Work to be completed ▸ Extract each line from the entries below that has the string "Cumulative" in it.
─── Given data ───
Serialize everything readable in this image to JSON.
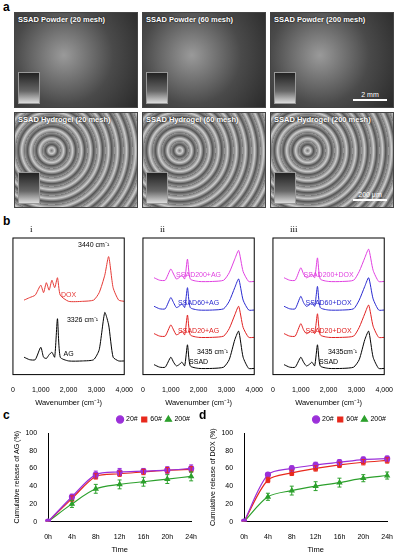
{
  "panel_a": {
    "label": "a",
    "images": [
      {
        "label": "SSAD Powder (20 mesh)"
      },
      {
        "label": "SSAD Powder (60 mesh)"
      },
      {
        "label": "SSAD Powder (200 mesh)",
        "scale_bar": "2 mm"
      },
      {
        "label": "SSAD Hydrogel (20 mesh)"
      },
      {
        "label": "SSAD Hydrogel (60 mesh)"
      },
      {
        "label": "SSAD Hydrogel (200 mesh)",
        "scale_bar": "200 μm"
      }
    ]
  },
  "panel_b_label": "b",
  "chart_data": [
    {
      "type": "line",
      "panel_label": "i",
      "x_label": "Wavenumber (cm⁻¹)",
      "x": [
        400,
        600,
        800,
        1000,
        1100,
        1200,
        1300,
        1400,
        1500,
        1600,
        1700,
        2000,
        2500,
        2900,
        3100,
        3300,
        3440,
        3600,
        3800,
        4000
      ],
      "xlim": [
        0,
        4000
      ],
      "xticks": [
        0,
        1000,
        2000,
        3000,
        4000
      ],
      "ylim": [
        0,
        110
      ],
      "tick_labels": "x",
      "grid": false,
      "series": [
        {
          "name": "DOX",
          "color": "#e53935",
          "values": [
            60,
            62,
            64,
            72,
            66,
            74,
            68,
            76,
            70,
            78,
            64,
            59,
            59,
            60,
            66,
            80,
            95,
            70,
            60,
            59
          ]
        },
        {
          "name": "AG",
          "color": "#000000",
          "values": [
            14,
            12,
            12,
            22,
            14,
            13,
            16,
            18,
            14,
            45,
            14,
            11,
            11,
            12,
            20,
            50,
            40,
            14,
            11,
            11
          ]
        }
      ],
      "annotations": [
        {
          "text": "3440 cm⁻¹",
          "x": 2900,
          "y": 104
        },
        {
          "text": "3326 cm⁻¹",
          "x": 2500,
          "y": 44
        }
      ]
    },
    {
      "type": "line",
      "panel_label": "ii",
      "x_label": "Wavenumber (cm⁻¹)",
      "x": [
        400,
        600,
        800,
        1000,
        1100,
        1200,
        1300,
        1400,
        1500,
        1600,
        1700,
        2000,
        2500,
        2900,
        3100,
        3300,
        3440,
        3600,
        3800,
        4000
      ],
      "xlim": [
        0,
        4000
      ],
      "xticks": [
        0,
        1000,
        2000,
        3000,
        4000
      ],
      "ylim": [
        0,
        110
      ],
      "tick_labels": "x",
      "grid": false,
      "series": [
        {
          "name": "SSAD200+AG",
          "color": "#e040e0",
          "values": [
            78,
            76,
            76,
            85,
            81,
            77,
            78,
            80,
            77,
            93,
            77,
            75,
            75,
            76,
            82,
            93,
            100,
            83,
            75,
            75
          ]
        },
        {
          "name": "SSAD60+AG",
          "color": "#2a2ad0",
          "values": [
            55,
            53,
            53,
            62,
            58,
            54,
            55,
            57,
            54,
            70,
            54,
            52,
            52,
            53,
            59,
            70,
            77,
            60,
            52,
            52
          ]
        },
        {
          "name": "SSAD20+AG",
          "color": "#e02020",
          "values": [
            33,
            31,
            31,
            40,
            36,
            32,
            33,
            35,
            32,
            48,
            32,
            30,
            30,
            31,
            37,
            48,
            55,
            38,
            30,
            30
          ]
        },
        {
          "name": "SSAD",
          "color": "#000000",
          "values": [
            8,
            6,
            6,
            14,
            10,
            7,
            8,
            10,
            7,
            24,
            7,
            5,
            5,
            6,
            12,
            28,
            35,
            14,
            5,
            5
          ]
        }
      ],
      "annotations": [
        {
          "text": "3435 cm⁻¹",
          "x": 2500,
          "y": 18
        }
      ]
    },
    {
      "type": "line",
      "panel_label": "iii",
      "x_label": "Wavenumber (cm⁻¹)",
      "x": [
        400,
        600,
        800,
        1000,
        1100,
        1200,
        1300,
        1400,
        1500,
        1600,
        1700,
        2000,
        2500,
        2900,
        3100,
        3300,
        3440,
        3600,
        3800,
        4000
      ],
      "xlim": [
        0,
        4000
      ],
      "xticks": [
        0,
        1000,
        2000,
        3000,
        4000
      ],
      "ylim": [
        0,
        110
      ],
      "tick_labels": "x",
      "grid": false,
      "series": [
        {
          "name": "SSAD200+DOX",
          "color": "#e040e0",
          "values": [
            78,
            76,
            76,
            86,
            81,
            78,
            79,
            81,
            78,
            94,
            77,
            75,
            75,
            76,
            83,
            94,
            101,
            84,
            75,
            75
          ]
        },
        {
          "name": "SSAD60+DOX",
          "color": "#2a2ad0",
          "values": [
            55,
            53,
            53,
            63,
            58,
            55,
            56,
            58,
            55,
            71,
            54,
            52,
            52,
            53,
            60,
            71,
            78,
            61,
            52,
            52
          ]
        },
        {
          "name": "SSAD20+DOX",
          "color": "#e02020",
          "values": [
            33,
            31,
            31,
            41,
            36,
            33,
            34,
            36,
            33,
            49,
            32,
            30,
            30,
            31,
            38,
            49,
            56,
            39,
            30,
            30
          ]
        },
        {
          "name": "SSAD",
          "color": "#000000",
          "values": [
            8,
            6,
            6,
            14,
            10,
            7,
            8,
            10,
            7,
            24,
            7,
            5,
            5,
            6,
            12,
            28,
            35,
            14,
            5,
            5
          ]
        }
      ],
      "annotations": [
        {
          "text": "3435cm⁻¹",
          "x": 2500,
          "y": 18
        }
      ]
    },
    {
      "type": "line",
      "panel_label": "c",
      "x_label": "Time",
      "y_label": "Cumulative release of AG (%)",
      "categories": [
        "0h",
        "4h",
        "8h",
        "12h",
        "16h",
        "20h",
        "24h"
      ],
      "ylim": [
        0,
        100
      ],
      "yticks": [
        0,
        20,
        40,
        60,
        80,
        100
      ],
      "grid": false,
      "legend": "upper right",
      "series": [
        {
          "name": "20#",
          "color": "#9b30d9",
          "marker": "circle",
          "values": [
            0,
            28,
            53,
            56,
            57,
            58,
            60
          ],
          "errors": [
            0,
            3,
            4,
            4,
            3,
            4,
            4
          ]
        },
        {
          "name": "60#",
          "color": "#e8291c",
          "marker": "square",
          "values": [
            0,
            26,
            51,
            54,
            56,
            58,
            59
          ],
          "errors": [
            0,
            3,
            3,
            3,
            3,
            3,
            3
          ]
        },
        {
          "name": "200#",
          "color": "#2ca02c",
          "marker": "triangle",
          "values": [
            0,
            20,
            37,
            42,
            45,
            48,
            51
          ],
          "errors": [
            0,
            4,
            5,
            5,
            5,
            5,
            5
          ]
        }
      ]
    },
    {
      "type": "line",
      "panel_label": "d",
      "x_label": "Time",
      "y_label": "Cumulative release of DOX (%)",
      "categories": [
        "0h",
        "4h",
        "8h",
        "12h",
        "16h",
        "20h",
        "24h"
      ],
      "ylim": [
        0,
        100
      ],
      "yticks": [
        0,
        20,
        40,
        60,
        80,
        100
      ],
      "grid": false,
      "legend": "upper right",
      "series": [
        {
          "name": "20#",
          "color": "#9b30d9",
          "marker": "circle",
          "values": [
            0,
            53,
            60,
            64,
            67,
            70,
            71
          ],
          "errors": [
            0,
            2,
            3,
            3,
            3,
            3,
            3
          ]
        },
        {
          "name": "60#",
          "color": "#e8291c",
          "marker": "square",
          "values": [
            0,
            47,
            55,
            60,
            64,
            67,
            69
          ],
          "errors": [
            0,
            3,
            3,
            3,
            3,
            3,
            3
          ]
        },
        {
          "name": "200#",
          "color": "#2ca02c",
          "marker": "triangle",
          "values": [
            0,
            28,
            35,
            40,
            44,
            49,
            52
          ],
          "errors": [
            0,
            4,
            5,
            5,
            5,
            4,
            4
          ]
        }
      ]
    }
  ]
}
───
Answer to this problem ▸
      "y_label": "Cumulative release of AG (%)",
      "y_label": "Cumulative release of DOX (%)",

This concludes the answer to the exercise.